- EXERCISE GOAL: Gather up the lines with the word "cambodia" in them.

[Data excerpts]
--

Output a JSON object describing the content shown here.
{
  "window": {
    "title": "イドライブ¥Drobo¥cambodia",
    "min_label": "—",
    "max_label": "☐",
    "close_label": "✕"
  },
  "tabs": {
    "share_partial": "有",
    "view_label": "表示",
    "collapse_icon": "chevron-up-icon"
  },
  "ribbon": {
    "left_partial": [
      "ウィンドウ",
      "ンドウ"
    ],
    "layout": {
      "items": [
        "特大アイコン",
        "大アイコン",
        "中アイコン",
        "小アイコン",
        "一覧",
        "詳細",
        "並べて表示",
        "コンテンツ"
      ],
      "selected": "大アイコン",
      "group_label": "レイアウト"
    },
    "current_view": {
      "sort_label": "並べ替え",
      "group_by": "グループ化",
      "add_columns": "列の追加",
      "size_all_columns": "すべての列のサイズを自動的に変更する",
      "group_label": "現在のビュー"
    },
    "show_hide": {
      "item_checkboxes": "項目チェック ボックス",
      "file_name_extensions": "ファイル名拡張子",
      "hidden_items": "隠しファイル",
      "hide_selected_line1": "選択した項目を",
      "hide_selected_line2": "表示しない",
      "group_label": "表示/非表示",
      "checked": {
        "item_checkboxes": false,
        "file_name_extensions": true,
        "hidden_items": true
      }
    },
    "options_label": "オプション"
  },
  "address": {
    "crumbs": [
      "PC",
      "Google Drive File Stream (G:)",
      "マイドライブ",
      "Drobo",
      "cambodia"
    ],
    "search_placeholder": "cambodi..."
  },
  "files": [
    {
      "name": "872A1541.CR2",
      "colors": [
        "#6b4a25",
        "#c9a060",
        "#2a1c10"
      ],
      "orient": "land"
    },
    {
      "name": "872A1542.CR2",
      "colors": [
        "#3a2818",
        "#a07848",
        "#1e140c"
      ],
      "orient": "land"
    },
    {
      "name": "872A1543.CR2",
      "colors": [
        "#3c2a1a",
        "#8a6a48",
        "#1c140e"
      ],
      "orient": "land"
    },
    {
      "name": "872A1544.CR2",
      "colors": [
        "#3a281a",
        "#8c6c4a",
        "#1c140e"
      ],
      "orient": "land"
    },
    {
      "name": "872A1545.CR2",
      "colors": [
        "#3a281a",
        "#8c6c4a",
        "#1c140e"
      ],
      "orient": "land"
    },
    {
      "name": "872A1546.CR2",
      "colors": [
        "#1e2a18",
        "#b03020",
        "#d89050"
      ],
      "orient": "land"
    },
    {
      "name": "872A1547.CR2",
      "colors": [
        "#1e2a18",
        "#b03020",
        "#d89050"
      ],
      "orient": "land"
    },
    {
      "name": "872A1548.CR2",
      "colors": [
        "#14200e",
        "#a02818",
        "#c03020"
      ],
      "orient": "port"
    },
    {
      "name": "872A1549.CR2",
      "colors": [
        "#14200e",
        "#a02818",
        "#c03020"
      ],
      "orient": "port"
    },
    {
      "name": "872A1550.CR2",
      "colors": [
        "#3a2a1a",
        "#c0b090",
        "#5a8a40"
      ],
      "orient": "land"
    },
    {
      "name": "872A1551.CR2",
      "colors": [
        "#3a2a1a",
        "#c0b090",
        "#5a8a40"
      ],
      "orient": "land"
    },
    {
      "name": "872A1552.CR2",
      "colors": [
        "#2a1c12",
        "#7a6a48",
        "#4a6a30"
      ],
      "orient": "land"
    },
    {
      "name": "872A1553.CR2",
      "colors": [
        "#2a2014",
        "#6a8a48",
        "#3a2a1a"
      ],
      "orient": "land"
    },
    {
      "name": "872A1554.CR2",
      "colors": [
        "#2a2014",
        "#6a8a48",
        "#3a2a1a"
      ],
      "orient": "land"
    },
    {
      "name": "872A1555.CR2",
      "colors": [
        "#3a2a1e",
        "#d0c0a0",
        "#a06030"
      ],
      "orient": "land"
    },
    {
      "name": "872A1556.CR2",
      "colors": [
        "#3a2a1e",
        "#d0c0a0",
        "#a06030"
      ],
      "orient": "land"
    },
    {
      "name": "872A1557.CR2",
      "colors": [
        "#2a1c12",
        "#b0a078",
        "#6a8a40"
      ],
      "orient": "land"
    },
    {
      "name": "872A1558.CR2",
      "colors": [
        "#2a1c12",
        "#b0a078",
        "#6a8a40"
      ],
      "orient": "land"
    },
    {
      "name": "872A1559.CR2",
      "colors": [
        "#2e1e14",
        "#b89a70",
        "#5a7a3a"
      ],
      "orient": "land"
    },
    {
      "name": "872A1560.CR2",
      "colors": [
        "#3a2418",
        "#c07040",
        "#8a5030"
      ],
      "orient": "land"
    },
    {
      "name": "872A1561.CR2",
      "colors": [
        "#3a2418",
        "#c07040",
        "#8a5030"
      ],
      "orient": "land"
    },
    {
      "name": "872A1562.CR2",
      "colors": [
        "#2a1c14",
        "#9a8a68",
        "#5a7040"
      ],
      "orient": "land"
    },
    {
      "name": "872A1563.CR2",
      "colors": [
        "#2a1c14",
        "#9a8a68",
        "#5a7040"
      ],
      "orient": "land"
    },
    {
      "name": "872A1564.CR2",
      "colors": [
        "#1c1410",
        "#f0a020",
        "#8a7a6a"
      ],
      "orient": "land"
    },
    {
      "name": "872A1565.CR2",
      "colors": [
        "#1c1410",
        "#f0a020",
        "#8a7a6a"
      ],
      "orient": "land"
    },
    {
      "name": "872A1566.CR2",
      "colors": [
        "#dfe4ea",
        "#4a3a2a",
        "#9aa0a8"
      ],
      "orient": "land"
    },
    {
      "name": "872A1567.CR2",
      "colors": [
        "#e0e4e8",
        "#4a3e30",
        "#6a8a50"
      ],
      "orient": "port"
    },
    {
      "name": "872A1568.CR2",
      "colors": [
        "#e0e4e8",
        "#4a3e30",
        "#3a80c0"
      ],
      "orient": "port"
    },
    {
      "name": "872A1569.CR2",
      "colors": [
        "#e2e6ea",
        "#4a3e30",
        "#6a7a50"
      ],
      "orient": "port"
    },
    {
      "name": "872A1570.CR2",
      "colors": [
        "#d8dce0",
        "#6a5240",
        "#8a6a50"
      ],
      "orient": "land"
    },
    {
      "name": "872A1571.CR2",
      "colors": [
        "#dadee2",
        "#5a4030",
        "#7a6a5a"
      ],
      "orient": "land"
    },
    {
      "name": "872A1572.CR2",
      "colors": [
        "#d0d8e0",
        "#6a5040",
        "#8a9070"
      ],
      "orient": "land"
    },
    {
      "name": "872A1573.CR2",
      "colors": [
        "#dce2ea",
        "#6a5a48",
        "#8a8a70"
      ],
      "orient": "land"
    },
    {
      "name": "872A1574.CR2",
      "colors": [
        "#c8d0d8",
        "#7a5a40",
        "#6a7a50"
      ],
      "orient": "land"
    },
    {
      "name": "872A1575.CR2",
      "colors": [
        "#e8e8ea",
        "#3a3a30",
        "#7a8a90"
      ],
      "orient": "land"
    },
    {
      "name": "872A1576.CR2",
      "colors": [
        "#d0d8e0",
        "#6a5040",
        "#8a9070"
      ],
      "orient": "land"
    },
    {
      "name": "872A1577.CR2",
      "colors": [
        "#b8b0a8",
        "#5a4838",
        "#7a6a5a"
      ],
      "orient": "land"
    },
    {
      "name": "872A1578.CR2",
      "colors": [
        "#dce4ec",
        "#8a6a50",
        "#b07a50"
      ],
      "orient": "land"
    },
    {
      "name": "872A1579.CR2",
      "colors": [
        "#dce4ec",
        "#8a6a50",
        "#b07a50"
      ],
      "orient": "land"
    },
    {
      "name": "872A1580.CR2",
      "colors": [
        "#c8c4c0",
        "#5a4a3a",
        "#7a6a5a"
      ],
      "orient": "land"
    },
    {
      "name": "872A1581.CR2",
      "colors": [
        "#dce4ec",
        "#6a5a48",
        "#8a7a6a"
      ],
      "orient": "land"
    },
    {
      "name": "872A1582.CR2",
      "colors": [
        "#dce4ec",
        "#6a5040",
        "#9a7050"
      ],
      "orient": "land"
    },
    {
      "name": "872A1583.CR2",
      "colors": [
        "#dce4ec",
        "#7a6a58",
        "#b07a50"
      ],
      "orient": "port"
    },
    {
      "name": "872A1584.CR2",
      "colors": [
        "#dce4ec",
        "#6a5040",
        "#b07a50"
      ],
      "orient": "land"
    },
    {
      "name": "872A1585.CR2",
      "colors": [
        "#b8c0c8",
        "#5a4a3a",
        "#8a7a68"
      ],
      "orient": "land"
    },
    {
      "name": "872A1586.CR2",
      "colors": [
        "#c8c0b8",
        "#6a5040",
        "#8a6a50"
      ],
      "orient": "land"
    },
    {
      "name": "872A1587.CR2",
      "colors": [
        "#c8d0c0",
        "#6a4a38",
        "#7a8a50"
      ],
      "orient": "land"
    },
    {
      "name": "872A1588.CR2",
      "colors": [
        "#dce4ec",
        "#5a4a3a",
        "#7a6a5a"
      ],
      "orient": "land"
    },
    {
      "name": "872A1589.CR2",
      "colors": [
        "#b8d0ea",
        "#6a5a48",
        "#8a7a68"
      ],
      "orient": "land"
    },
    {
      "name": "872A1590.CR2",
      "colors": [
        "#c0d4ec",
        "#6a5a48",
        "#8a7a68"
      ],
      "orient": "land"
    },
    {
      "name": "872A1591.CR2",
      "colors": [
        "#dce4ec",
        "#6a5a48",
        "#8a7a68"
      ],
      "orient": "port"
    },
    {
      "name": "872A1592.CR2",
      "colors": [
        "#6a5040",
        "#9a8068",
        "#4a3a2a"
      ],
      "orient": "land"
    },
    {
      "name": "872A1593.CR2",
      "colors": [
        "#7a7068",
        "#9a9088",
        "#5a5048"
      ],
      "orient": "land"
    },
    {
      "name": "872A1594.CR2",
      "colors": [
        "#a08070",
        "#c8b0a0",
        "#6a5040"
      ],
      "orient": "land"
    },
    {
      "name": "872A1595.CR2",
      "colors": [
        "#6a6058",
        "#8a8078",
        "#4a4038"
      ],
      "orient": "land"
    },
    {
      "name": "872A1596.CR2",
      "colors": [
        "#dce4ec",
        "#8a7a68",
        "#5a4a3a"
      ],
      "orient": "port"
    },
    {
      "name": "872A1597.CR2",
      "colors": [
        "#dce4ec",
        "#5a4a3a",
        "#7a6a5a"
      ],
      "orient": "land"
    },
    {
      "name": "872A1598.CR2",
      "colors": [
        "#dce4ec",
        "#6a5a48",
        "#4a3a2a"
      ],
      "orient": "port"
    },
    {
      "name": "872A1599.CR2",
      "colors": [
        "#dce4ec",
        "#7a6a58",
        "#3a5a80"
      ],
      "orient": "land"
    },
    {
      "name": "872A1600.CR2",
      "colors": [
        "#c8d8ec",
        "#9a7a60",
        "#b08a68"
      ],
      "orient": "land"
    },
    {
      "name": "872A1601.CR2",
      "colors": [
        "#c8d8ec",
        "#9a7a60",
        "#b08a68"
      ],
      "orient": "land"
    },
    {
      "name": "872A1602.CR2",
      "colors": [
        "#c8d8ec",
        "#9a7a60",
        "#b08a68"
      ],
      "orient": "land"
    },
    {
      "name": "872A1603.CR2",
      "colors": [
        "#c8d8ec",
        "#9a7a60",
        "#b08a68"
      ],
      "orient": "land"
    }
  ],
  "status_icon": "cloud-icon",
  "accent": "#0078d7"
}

--

- REPLY TO THE TASK:
    "title": "イドライブ¥Drobo¥cambodia",
      "cambodia"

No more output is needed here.